Copy out all lines that hold "mucho".
— start —
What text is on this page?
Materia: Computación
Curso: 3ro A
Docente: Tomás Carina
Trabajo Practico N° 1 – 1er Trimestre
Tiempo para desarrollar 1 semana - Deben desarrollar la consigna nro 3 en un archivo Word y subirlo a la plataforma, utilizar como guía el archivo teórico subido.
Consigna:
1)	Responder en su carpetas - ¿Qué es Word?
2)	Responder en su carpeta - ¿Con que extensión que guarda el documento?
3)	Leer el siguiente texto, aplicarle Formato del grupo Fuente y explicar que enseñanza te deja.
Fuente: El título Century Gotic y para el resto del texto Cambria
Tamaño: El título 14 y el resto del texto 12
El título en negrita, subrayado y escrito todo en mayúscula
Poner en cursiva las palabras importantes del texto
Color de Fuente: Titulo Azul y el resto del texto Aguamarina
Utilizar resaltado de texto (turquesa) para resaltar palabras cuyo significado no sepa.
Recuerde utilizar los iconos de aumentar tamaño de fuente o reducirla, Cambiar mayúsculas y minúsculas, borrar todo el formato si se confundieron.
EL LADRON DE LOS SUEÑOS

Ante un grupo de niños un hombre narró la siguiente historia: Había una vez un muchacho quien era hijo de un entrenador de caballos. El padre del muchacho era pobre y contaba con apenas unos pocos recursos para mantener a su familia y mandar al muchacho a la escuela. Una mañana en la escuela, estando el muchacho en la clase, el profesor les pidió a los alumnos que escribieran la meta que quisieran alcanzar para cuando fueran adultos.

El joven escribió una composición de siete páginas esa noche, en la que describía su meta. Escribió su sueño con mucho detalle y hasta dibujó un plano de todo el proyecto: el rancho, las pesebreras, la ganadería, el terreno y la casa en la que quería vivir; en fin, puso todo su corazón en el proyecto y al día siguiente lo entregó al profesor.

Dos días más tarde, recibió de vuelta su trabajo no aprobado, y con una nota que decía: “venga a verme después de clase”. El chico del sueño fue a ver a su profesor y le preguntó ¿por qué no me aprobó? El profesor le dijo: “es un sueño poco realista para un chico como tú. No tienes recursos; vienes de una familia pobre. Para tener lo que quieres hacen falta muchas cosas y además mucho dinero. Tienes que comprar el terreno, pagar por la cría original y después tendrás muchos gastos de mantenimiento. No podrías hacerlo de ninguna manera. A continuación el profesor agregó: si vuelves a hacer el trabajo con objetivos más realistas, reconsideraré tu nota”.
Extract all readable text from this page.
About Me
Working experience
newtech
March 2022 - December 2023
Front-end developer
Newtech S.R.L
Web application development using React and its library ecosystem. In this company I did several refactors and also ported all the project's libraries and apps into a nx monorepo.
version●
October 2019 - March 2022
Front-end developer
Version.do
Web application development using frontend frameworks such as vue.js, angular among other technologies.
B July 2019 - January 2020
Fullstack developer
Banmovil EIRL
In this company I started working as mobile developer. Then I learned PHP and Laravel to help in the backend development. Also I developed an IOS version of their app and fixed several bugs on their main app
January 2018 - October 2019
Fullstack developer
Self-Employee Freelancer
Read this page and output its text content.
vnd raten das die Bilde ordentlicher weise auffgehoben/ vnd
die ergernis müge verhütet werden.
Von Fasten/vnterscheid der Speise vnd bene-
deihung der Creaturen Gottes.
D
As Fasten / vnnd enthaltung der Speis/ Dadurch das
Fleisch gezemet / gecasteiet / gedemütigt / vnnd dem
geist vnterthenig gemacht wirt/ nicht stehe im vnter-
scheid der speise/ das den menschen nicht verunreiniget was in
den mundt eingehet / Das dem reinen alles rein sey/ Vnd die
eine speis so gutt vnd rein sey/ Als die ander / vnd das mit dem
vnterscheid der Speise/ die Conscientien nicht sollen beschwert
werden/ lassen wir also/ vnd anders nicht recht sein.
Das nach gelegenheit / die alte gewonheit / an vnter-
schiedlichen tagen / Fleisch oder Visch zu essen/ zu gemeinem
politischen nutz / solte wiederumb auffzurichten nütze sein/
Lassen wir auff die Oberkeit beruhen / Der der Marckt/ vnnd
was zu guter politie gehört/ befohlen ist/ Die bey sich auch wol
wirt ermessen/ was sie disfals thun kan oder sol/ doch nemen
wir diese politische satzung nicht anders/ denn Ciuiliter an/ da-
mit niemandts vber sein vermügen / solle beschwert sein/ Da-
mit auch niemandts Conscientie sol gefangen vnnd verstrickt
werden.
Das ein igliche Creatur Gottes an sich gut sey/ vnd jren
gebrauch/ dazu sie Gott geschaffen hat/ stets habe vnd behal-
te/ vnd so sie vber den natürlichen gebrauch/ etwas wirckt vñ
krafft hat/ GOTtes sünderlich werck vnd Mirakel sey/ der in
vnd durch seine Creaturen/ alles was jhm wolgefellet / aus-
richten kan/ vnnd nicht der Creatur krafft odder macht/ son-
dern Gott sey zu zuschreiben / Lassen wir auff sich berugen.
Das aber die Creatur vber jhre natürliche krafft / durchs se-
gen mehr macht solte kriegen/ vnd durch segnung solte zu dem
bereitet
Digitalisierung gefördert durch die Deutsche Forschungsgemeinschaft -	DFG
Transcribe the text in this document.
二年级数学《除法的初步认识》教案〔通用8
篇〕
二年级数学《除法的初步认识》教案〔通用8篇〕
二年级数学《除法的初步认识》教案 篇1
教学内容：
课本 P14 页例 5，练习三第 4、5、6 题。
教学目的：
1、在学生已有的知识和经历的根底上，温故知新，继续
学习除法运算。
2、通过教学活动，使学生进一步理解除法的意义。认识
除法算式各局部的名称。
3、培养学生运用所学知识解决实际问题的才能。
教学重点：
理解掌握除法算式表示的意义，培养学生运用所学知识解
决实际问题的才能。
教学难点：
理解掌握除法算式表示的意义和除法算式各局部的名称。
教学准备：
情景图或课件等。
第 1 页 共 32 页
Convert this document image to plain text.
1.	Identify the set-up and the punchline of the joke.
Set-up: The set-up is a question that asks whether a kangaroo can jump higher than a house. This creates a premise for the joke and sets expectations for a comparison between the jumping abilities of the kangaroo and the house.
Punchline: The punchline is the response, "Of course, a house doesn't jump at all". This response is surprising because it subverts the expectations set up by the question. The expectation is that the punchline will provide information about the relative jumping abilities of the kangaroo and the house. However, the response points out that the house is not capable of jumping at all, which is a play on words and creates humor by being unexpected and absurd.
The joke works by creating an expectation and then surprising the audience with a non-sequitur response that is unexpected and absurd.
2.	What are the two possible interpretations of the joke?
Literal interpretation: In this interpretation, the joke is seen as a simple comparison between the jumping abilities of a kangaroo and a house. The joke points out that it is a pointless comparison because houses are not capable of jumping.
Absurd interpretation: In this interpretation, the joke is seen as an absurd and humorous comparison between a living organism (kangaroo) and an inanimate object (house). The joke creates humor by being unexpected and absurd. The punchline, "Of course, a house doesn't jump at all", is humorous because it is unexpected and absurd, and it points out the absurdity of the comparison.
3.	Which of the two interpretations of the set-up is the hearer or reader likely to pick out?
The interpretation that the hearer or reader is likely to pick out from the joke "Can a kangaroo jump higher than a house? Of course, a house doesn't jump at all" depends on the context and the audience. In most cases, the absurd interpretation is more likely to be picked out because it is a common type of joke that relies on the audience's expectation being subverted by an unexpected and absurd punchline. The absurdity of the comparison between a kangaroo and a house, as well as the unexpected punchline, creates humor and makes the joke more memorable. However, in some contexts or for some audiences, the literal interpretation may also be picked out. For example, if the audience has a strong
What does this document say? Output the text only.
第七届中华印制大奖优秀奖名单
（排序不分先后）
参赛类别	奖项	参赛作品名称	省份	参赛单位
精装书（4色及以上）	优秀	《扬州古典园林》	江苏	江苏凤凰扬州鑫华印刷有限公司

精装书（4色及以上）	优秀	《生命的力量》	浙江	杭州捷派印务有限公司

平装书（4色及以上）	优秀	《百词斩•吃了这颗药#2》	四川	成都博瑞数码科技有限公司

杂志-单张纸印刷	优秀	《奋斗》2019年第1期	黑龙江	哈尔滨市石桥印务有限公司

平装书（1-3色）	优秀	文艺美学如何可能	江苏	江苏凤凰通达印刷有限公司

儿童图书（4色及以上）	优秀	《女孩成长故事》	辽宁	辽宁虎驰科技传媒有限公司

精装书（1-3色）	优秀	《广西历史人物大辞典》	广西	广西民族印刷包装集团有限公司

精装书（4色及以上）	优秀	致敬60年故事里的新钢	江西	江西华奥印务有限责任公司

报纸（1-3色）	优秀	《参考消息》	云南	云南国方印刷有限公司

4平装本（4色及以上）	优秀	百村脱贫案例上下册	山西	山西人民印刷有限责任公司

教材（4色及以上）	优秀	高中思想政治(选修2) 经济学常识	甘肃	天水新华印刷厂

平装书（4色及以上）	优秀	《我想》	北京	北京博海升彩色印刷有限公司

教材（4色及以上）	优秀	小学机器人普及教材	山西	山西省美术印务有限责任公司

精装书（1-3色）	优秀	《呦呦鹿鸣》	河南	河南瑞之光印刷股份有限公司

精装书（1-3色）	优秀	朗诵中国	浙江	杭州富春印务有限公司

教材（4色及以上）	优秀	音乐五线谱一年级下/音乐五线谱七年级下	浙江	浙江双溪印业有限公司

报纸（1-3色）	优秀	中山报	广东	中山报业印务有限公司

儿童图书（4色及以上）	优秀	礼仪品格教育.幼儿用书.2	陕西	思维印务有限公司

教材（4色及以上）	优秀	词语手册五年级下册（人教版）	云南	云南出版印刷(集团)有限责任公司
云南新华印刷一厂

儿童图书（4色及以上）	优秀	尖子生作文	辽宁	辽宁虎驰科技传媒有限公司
— end —
**Complete answer:**
El joven escribió una composición de siete páginas esa noche, en la que describía su meta. Escribió su sueño con mucho detalle y hasta dibujó un plano de todo el proyecto: el rancho, las pesebreras, la ganadería, el terreno y la casa en la que quería vivir; en fin, puso todo su corazón en el proyecto y al día siguiente lo entregó al profesor.
Dos días más tarde, recibió de vuelta su trabajo no aprobado, y con una nota que decía: “venga a verme después de clase”. El chico del sueño fue a ver a su profesor y le preguntó ¿por qué no me aprobó? El profesor le dijo: “es un sueño poco realista para un chico como tú. No tienes recursos; vienes de una familia pobre. Para tener lo que quieres hacen falta muchas cosas y además mucho dinero. Tienes que comprar el terreno, pagar por la cría original y después tendrás muchos gastos de mantenimiento. No podrías hacerlo de ninguna manera. A continuación el profesor agregó: si vuelves a hacer el trabajo con objetivos más realistas, reconsideraré tu nota”.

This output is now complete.